== Set problem ==
Provide only the number of lines in the data below that contain the string "ffffff".

Structured figure records
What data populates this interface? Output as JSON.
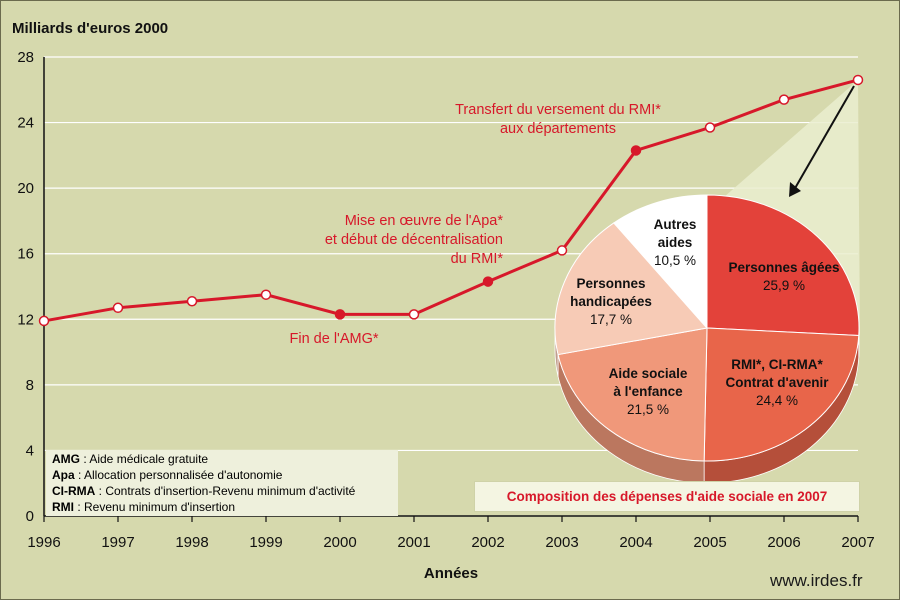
{
  "chart_data": [
    {
      "type": "line",
      "ylabel": "Milliards d'euros 2000",
      "xlabel": "Années",
      "ylim": [
        0,
        28
      ],
      "yticks": [
        0,
        4,
        8,
        12,
        16,
        20,
        24,
        28
      ],
      "x": [
        "1996",
        "1997",
        "1998",
        "1999",
        "2000",
        "2001",
        "2002",
        "2003",
        "2004",
        "2005",
        "2006",
        "2007"
      ],
      "values": [
        11.9,
        12.7,
        13.1,
        13.5,
        12.3,
        12.3,
        14.3,
        16.2,
        22.3,
        23.7,
        25.4,
        26.6
      ],
      "highlighted_points": [
        "2000",
        "2002",
        "2004"
      ],
      "line_color": "#d7182a",
      "annotations": [
        {
          "lines": [
            "Fin de l'AMG*"
          ],
          "x": "2000"
        },
        {
          "lines": [
            "Mise en œuvre de l'Apa*",
            "et début de décentralisation",
            "du RMI*"
          ],
          "x": "2002"
        },
        {
          "lines": [
            "Transfert du versement du RMI*",
            "aux départements"
          ],
          "x": "2004"
        }
      ]
    },
    {
      "type": "pie",
      "title": "Composition des dépenses d'aide sociale en 2007",
      "slices": [
        {
          "lines": [
            "Personnes âgées"
          ],
          "value": 25.9,
          "pct": "25,9 %",
          "color": "#e3423a"
        },
        {
          "lines": [
            "RMI*, CI-RMA*",
            "Contrat d'avenir"
          ],
          "value": 24.4,
          "pct": "24,4 %",
          "color": "#e8654a"
        },
        {
          "lines": [
            "Aide sociale",
            "à l'enfance"
          ],
          "value": 21.5,
          "pct": "21,5 %",
          "color": "#f0987a"
        },
        {
          "lines": [
            "Personnes",
            "handicapées"
          ],
          "value": 17.7,
          "pct": "17,7 %",
          "color": "#f7cbb6"
        },
        {
          "lines": [
            "Autres",
            "aides"
          ],
          "value": 10.5,
          "pct": "10,5 %",
          "color": "#ffffff"
        }
      ]
    }
  ],
  "legend": [
    {
      "abbr": "AMG",
      "text": " : Aide médicale gratuite"
    },
    {
      "abbr": "Apa",
      "text": " : Allocation personnalisée d'autonomie"
    },
    {
      "abbr": "CI-RMA",
      "text": " : Contrats d'insertion-Revenu minimum d'activité"
    },
    {
      "abbr": "RMI",
      "text": " : Revenu minimum d'insertion"
    }
  ],
  "source": "www.irdes.fr"
}
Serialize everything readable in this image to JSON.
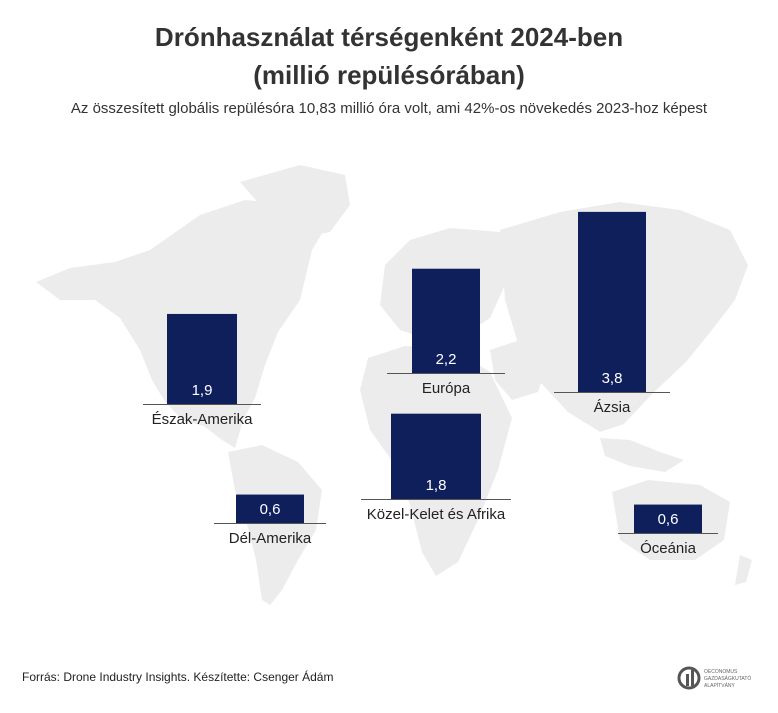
{
  "title_line1": "Drónhasználat térségenként 2024-ben",
  "title_line2": "(millió repülésórában)",
  "subtitle": "Az összesített globális repülésóra 10,83 millió óra volt, ami 42%-os növekedés 2023-hoz képest",
  "source": "Forrás: Drone Industry Insights. Készítette: Csenger Ádám",
  "logo_lines": [
    "OECONOMUS",
    "GAZDASÁGKUTATÓ",
    "ALAPÍTVÁNY"
  ],
  "colors": {
    "bar": "#0f1f5c",
    "map": "#ececec",
    "value_label": "#ffffff",
    "baseline": "#555555"
  },
  "chart_data": {
    "type": "bar",
    "categories": [
      "Észak-Amerika",
      "Európa",
      "Ázsia",
      "Közel-Kelet és Afrika",
      "Dél-Amerika",
      "Óceánia"
    ],
    "values": [
      1.9,
      2.2,
      3.8,
      1.8,
      0.6,
      0.6
    ],
    "value_labels": [
      "1,9",
      "2,2",
      "3,8",
      "1,8",
      "0,6",
      "0,6"
    ],
    "unit": "millió repülésóra"
  }
}
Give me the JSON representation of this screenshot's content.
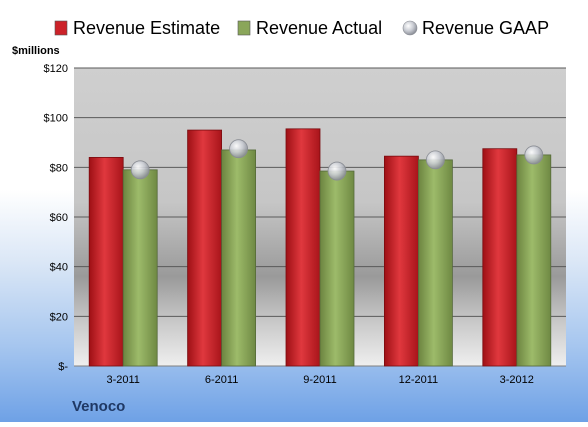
{
  "chart_data": {
    "type": "bar",
    "unit_label": "$millions",
    "categories": [
      "3-2011",
      "6-2011",
      "9-2011",
      "12-2011",
      "3-2012"
    ],
    "series": [
      {
        "name": "Revenue Estimate",
        "kind": "bar",
        "color": "#cc2229",
        "values": [
          84,
          95,
          95.5,
          84.5,
          87.5
        ]
      },
      {
        "name": "Revenue Actual",
        "kind": "bar",
        "color": "#8aa65a",
        "values": [
          79,
          87,
          78.5,
          83,
          85
        ]
      },
      {
        "name": "Revenue GAAP",
        "kind": "marker",
        "color": "#b9bcc4",
        "values": [
          79,
          87.5,
          78.5,
          83,
          85
        ]
      }
    ],
    "ylim": [
      0,
      120
    ],
    "yticks": [
      0,
      20,
      40,
      60,
      80,
      100,
      120
    ],
    "ytick_labels": [
      "$-",
      "$20",
      "$40",
      "$60",
      "$80",
      "$100",
      "$120"
    ],
    "grid": true,
    "legend_position": "top"
  },
  "company": "Venoco"
}
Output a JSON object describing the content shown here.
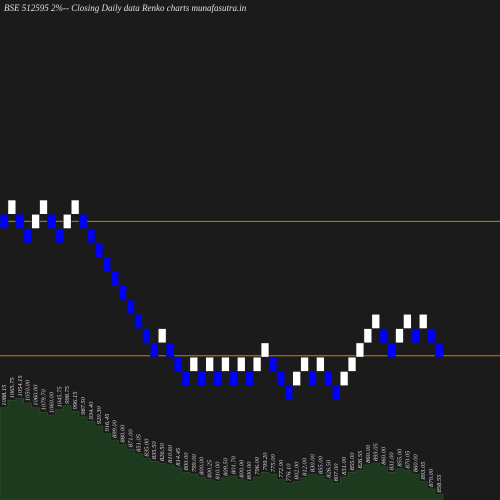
{
  "chart_data": {
    "type": "renko",
    "title": "BSE 512595 2%-- Closing Daily data Renko charts munafasutra.in",
    "levels": [
      19,
      20,
      19,
      18,
      19,
      20,
      19,
      18,
      19,
      20,
      19,
      18,
      17,
      16,
      15,
      14,
      13,
      12,
      11,
      10,
      11,
      10,
      9,
      8,
      9,
      8,
      9,
      8,
      9,
      8,
      9,
      8,
      9,
      10,
      9,
      8,
      7,
      8,
      9,
      8,
      9,
      8,
      7,
      8,
      9,
      10,
      11,
      12,
      11,
      10,
      11,
      12,
      11,
      12,
      11,
      10
    ],
    "directions": [
      "down",
      "up",
      "down",
      "down",
      "up",
      "up",
      "down",
      "down",
      "up",
      "up",
      "down",
      "down",
      "down",
      "down",
      "down",
      "down",
      "down",
      "down",
      "down",
      "down",
      "up",
      "down",
      "down",
      "down",
      "up",
      "down",
      "up",
      "down",
      "up",
      "down",
      "up",
      "down",
      "up",
      "up",
      "down",
      "down",
      "down",
      "up",
      "up",
      "down",
      "up",
      "down",
      "down",
      "up",
      "up",
      "up",
      "up",
      "up",
      "down",
      "down",
      "up",
      "up",
      "down",
      "up",
      "down",
      "down"
    ],
    "up_color": "#ffffff",
    "down_color": "#0000ff",
    "ylim": [
      -1,
      34
    ],
    "hlines": [
      18.5,
      9.1
    ],
    "hline_color": "#c87f0a",
    "volume": {
      "values": [
        100,
        108,
        110,
        105,
        100,
        95,
        92,
        98,
        102,
        96,
        90,
        85,
        80,
        72,
        65,
        60,
        55,
        50,
        45,
        42,
        40,
        38,
        35,
        30,
        28,
        25,
        22,
        20,
        24,
        26,
        22,
        20,
        25,
        30,
        28,
        22,
        18,
        20,
        24,
        28,
        26,
        22,
        18,
        25,
        30,
        32,
        38,
        40,
        36,
        30,
        34,
        32,
        28,
        20,
        12,
        6
      ],
      "labels": [
        "1088.15",
        "1065.75",
        "1054.15",
        "1050.00",
        "1060.00",
        "1079.70",
        "1060.00",
        "1045.75",
        "998.75",
        "996.15",
        "987.50",
        "934.40",
        "920.30",
        "916.45",
        "899.00",
        "880.00",
        "871.00",
        "851.05",
        "835.00",
        "835.50",
        "826.50",
        "810.60",
        "814.45",
        "800.00",
        "799.00",
        "800.00",
        "800.25",
        "810.00",
        "809.50",
        "801.70",
        "800.00",
        "800.00",
        "796.00",
        "799.20",
        "775.00",
        "772.00",
        "776.10",
        "802.00",
        "812.00",
        "830.00",
        "855.00",
        "826.50",
        "807.00",
        "831.00",
        "855.00",
        "826.55",
        "860.00",
        "893.05",
        "860.00",
        "831.00",
        "855.00",
        "870.05",
        "860.00",
        "893.05",
        "870.00",
        "858.55"
      ],
      "ylim": [
        0,
        130
      ],
      "color": "#1e3a1e"
    }
  }
}
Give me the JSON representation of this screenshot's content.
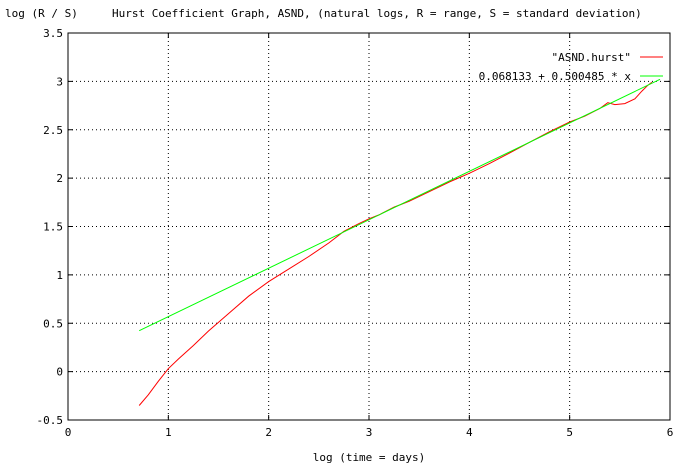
{
  "chart_data": {
    "type": "line",
    "title": "Hurst Coefficient Graph, ASND, (natural logs, R = range, S = standard deviation)",
    "xlabel": "log (time = days)",
    "ylabel": "log (R / S)",
    "xlim": [
      0,
      6
    ],
    "ylim": [
      -0.5,
      3.5
    ],
    "x_ticks": [
      0,
      1,
      2,
      3,
      4,
      5,
      6
    ],
    "x_tick_labels": [
      "0",
      "1",
      "2",
      "3",
      "4",
      "5",
      "6"
    ],
    "y_ticks": [
      -0.5,
      0,
      0.5,
      1,
      1.5,
      2,
      2.5,
      3,
      3.5
    ],
    "y_tick_labels": [
      "-0.5",
      "0",
      "0.5",
      "1",
      "1.5",
      "2",
      "2.5",
      "3",
      "3.5"
    ],
    "grid": true,
    "legend_position": "top-right",
    "series": [
      {
        "name": "\"ASND.hurst\"",
        "color": "#ff0000",
        "x": [
          0.71,
          0.8,
          0.9,
          1.0,
          1.1,
          1.25,
          1.4,
          1.6,
          1.8,
          2.0,
          2.2,
          2.4,
          2.6,
          2.75,
          2.9,
          3.0,
          3.1,
          3.25,
          3.4,
          3.6,
          3.8,
          4.0,
          4.2,
          4.4,
          4.6,
          4.8,
          5.0,
          5.15,
          5.3,
          5.38,
          5.45,
          5.55,
          5.65,
          5.72,
          5.78,
          5.82
        ],
        "y": [
          -0.35,
          -0.24,
          -0.1,
          0.03,
          0.13,
          0.27,
          0.42,
          0.6,
          0.78,
          0.93,
          1.06,
          1.19,
          1.33,
          1.45,
          1.53,
          1.58,
          1.62,
          1.7,
          1.76,
          1.86,
          1.96,
          2.05,
          2.15,
          2.26,
          2.37,
          2.48,
          2.58,
          2.64,
          2.72,
          2.78,
          2.76,
          2.77,
          2.82,
          2.9,
          2.96,
          2.99
        ]
      },
      {
        "name": "0.068133 + 0.500485 * x",
        "color": "#00ff00",
        "intercept": 0.068133,
        "slope": 0.500485,
        "x": [
          0.71,
          5.9
        ],
        "y": [
          0.4235,
          3.021
        ]
      }
    ]
  }
}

== Final result ==
3